# RECORDS FOR THIS EXERCISE:
++++++++++

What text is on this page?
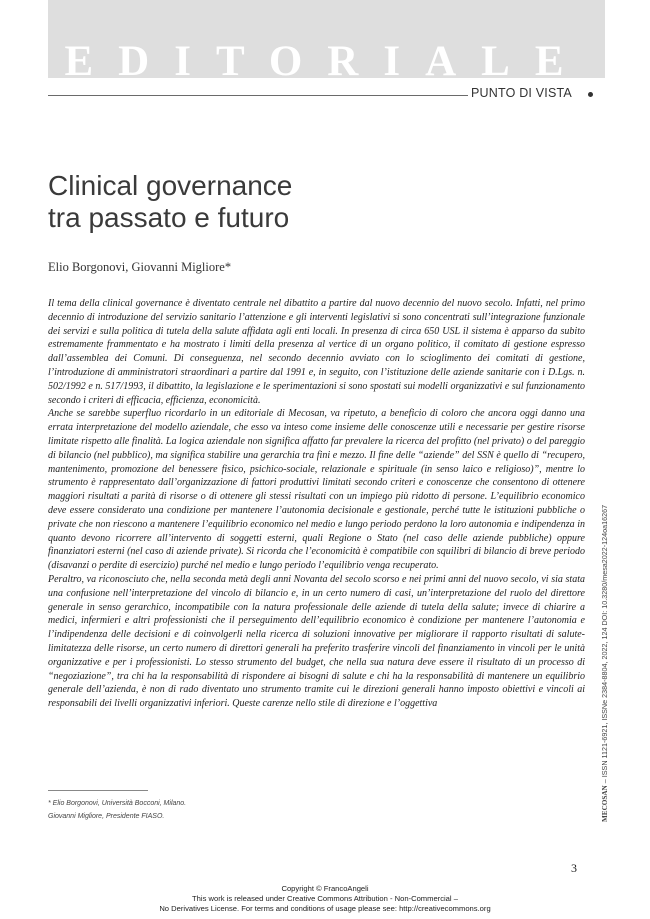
EDITORIALE
PUNTO DI VISTA
Clinical governance
tra passato e futuro
Elio Borgonovi, Giovanni Migliore*

Il tema della clinical governance è diventato centrale nel dibattito a partire dal nuovo decennio del nuovo secolo. Infatti, nel primo decennio di introduzione del servizio sanitario l’attenzione e gli interventi legislativi si sono concentrati sull’integrazione funzionale dei servizi e sulla politica di tutela della salute affidata agli enti locali. In presenza di circa 650 USL il sistema è apparso da subito estremamente frammentato e ha mostrato i limiti della presenza al vertice di un organo politico, il comitato di gestione espresso dall’assemblea dei Comuni. Di conseguenza, nel secondo decennio avviato con lo scioglimento dei comitati di gestione, l’introduzione di amministratori straordinari a partire dal 1991 e, in seguito, con l’istituzione delle aziende sanitarie con i D.Lgs. n. 502/1992 e n. 517/1993, il dibattito, la legislazione e le sperimentazioni si sono spostati sui modelli organizzativi e sul funzionamento secondo i criteri di efficacia, efficienza, economicità.

Anche se sarebbe superfluo ricordarlo in un editoriale di Mecosan, va ripetuto, a beneficio di coloro che ancora oggi danno una errata interpretazione del modello aziendale, che esso va inteso come insieme delle conoscenze utili e necessarie per gestire risorse limitate rispetto alle finalità. La logica aziendale non significa affatto far prevalere la ricerca del profitto (nel privato) o del pareggio di bilancio (nel pubblico), ma significa stabilire una gerarchia tra fini e mezzo. Il fine delle “aziende” del SSN è quello di “recupero, mantenimento, promozione del benessere fisico, psichico-sociale, relazionale e spirituale (in senso laico e religioso)”, mentre lo strumento è rappresentato dall’organizzazione di fattori produttivi limitati secondo criteri e conoscenze che consentono di ottenere maggiori risultati a parità di risorse o di ottenere gli stessi risultati con un impiego più ridotto di persone. L’equilibrio economico deve essere considerato una condizione per mantenere l’autonomia decisionale e gestionale, perché tutte le istituzioni pubbliche o private che non riescono a mantenere l’equilibrio economico nel medio e lungo periodo perdono la loro autonomia e indipendenza in quanto devono ricorrere all’intervento di soggetti esterni, quali Regione o Stato (nel caso delle aziende pubbliche) oppure finanziatori esterni (nel caso di aziende private). Si ricorda che l’economicità è compatibile con squilibri di bilancio di breve periodo (disavanzi o perdite di esercizio) purché nel medio e lungo periodo l’equilibrio venga recuperato.

Peraltro, va riconosciuto che, nella seconda metà degli anni Novanta del secolo scorso e nei primi anni del nuovo secolo, vi sia stata una confusione nell’interpretazione del vincolo di bilancio e, in un certo numero di casi, un’interpretazione del ruolo del direttore generale in senso gerarchico, incompatibile con la natura professionale delle aziende di tutela della salute; invece di chiarire a medici, infermieri e altri professionisti che il perseguimento dell’equilibrio economico è condizione per mantenere l’autonomia e l’indipendenza delle decisioni e di coinvolgerli nella ricerca di soluzioni innovative per migliorare il rapporto risultati di salute-limitatezza delle risorse, un certo numero di direttori generali ha preferito trasferire vincoli del finanziamento in vincoli per le unità organizzative e per i professionisti. Lo stesso strumento del budget, che nella sua natura deve essere il risultato di un processo di “negoziazione”, tra chi ha la responsabilità di rispondere ai bisogni di salute e chi ha la responsabilità di mantenere un equilibrio generale dell’azienda, è non di rado diventato uno strumento tramite cui le direzioni generali hanno imposto obiettivi e vincoli ai responsabili dei livelli organizzativi inferiori. Queste carenze nello stile di direzione e l’oggettiva

* Elio Borgonovi, Università Bocconi, Milano.
Giovanni Migliore, Presidente FIASO.	MECOSAN – ISSN 1121-6921, ISSNe 2384-8804, 2022, 124 DOI: 10.3280/mesa2022-124oa16267
3
Copyright © FrancoAngeli
This work is released under Creative Commons Attribution - Non-Commercial –
No Derivatives License. For terms and conditions of usage please see: http://creativecommons.org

++++++++++

# WORK TO BE COMPLETED:
Leave out the pictures and retype every line above exactly.

# TASK OUTPUT:
What text is on this page?
EDITORIALE
PUNTO DI VISTA
Clinical governance
tra passato e futuro
Elio Borgonovi, Giovanni Migliore*

Il tema della clinical governance è diventato centrale nel dibattito a partire dal nuovo decennio del nuovo secolo. Infatti, nel primo decennio di introduzione del servizio sanitario l’attenzione e gli interventi legislativi si sono concentrati sull’integrazione funzionale dei servizi e sulla politica di tutela della salute affidata agli enti locali. In presenza di circa 650 USL il sistema è apparso da subito estremamente frammentato e ha mostrato i limiti della presenza al vertice di un organo politico, il comitato di gestione espresso dall’assemblea dei Comuni. Di conseguenza, nel secondo decennio avviato con lo scioglimento dei comitati di gestione, l’introduzione di amministratori straordinari a partire dal 1991 e, in seguito, con l’istituzione delle aziende sanitarie con i D.Lgs. n. 502/1992 e n. 517/1993, il dibattito, la legislazione e le sperimentazioni si sono spostati sui modelli organizzativi e sul funzionamento secondo i criteri di efficacia, efficienza, economicità.

Anche se sarebbe superfluo ricordarlo in un editoriale di Mecosan, va ripetuto, a beneficio di coloro che ancora oggi danno una errata interpretazione del modello aziendale, che esso va inteso come insieme delle conoscenze utili e necessarie per gestire risorse limitate rispetto alle finalità. La logica aziendale non significa affatto far prevalere la ricerca del profitto (nel privato) o del pareggio di bilancio (nel pubblico), ma significa stabilire una gerarchia tra fini e mezzo. Il fine delle “aziende” del SSN è quello di “recupero, mantenimento, promozione del benessere fisico, psichico-sociale, relazionale e spirituale (in senso laico e religioso)”, mentre lo strumento è rappresentato dall’organizzazione di fattori produttivi limitati secondo criteri e conoscenze che consentono di ottenere maggiori risultati a parità di risorse o di ottenere gli stessi risultati con un impiego più ridotto di persone. L’equilibrio economico deve essere considerato una condizione per mantenere l’autonomia decisionale e gestionale, perché tutte le istituzioni pubbliche o private che non riescono a mantenere l’equilibrio economico nel medio e lungo periodo perdono la loro autonomia e indipendenza in quanto devono ricorrere all’intervento di soggetti esterni, quali Regione o Stato (nel caso delle aziende pubbliche) oppure finanziatori esterni (nel caso di aziende private). Si ricorda che l’economicità è compatibile con squilibri di bilancio di breve periodo (disavanzi o perdite di esercizio) purché nel medio e lungo periodo l’equilibrio venga recuperato.

Peraltro, va riconosciuto che, nella seconda metà degli anni Novanta del secolo scorso e nei primi anni del nuovo secolo, vi sia stata una confusione nell’interpretazione del vincolo di bilancio e, in un certo numero di casi, un’interpretazione del ruolo del direttore generale in senso gerarchico, incompatibile con la natura professionale delle aziende di tutela della salute; invece di chiarire a medici, infermieri e altri professionisti che il perseguimento dell’equilibrio economico è condizione per mantenere l’autonomia e l’indipendenza delle decisioni e di coinvolgerli nella ricerca di soluzioni innovative per migliorare il rapporto risultati di salute-limitatezza delle risorse, un certo numero di direttori generali ha preferito trasferire vincoli del finanziamento in vincoli per le unità organizzative e per i professionisti. Lo stesso strumento del budget, che nella sua natura deve essere il risultato di un processo di “negoziazione”, tra chi ha la responsabilità di rispondere ai bisogni di salute e chi ha la responsabilità di mantenere un equilibrio generale dell’azienda, è non di rado diventato uno strumento tramite cui le direzioni generali hanno imposto obiettivi e vincoli ai responsabili dei livelli organizzativi inferiori. Queste carenze nello stile di direzione e l’oggettiva

* Elio Borgonovi, Università Bocconi, Milano.
Giovanni Migliore, Presidente FIASO.	MECOSAN – ISSN 1121-6921, ISSNe 2384-8804, 2022, 124 DOI: 10.3280/mesa2022-124oa16267
3
Copyright © FrancoAngeli
This work is released under Creative Commons Attribution - Non-Commercial –
No Derivatives License. For terms and conditions of usage please see: http://creativecommons.org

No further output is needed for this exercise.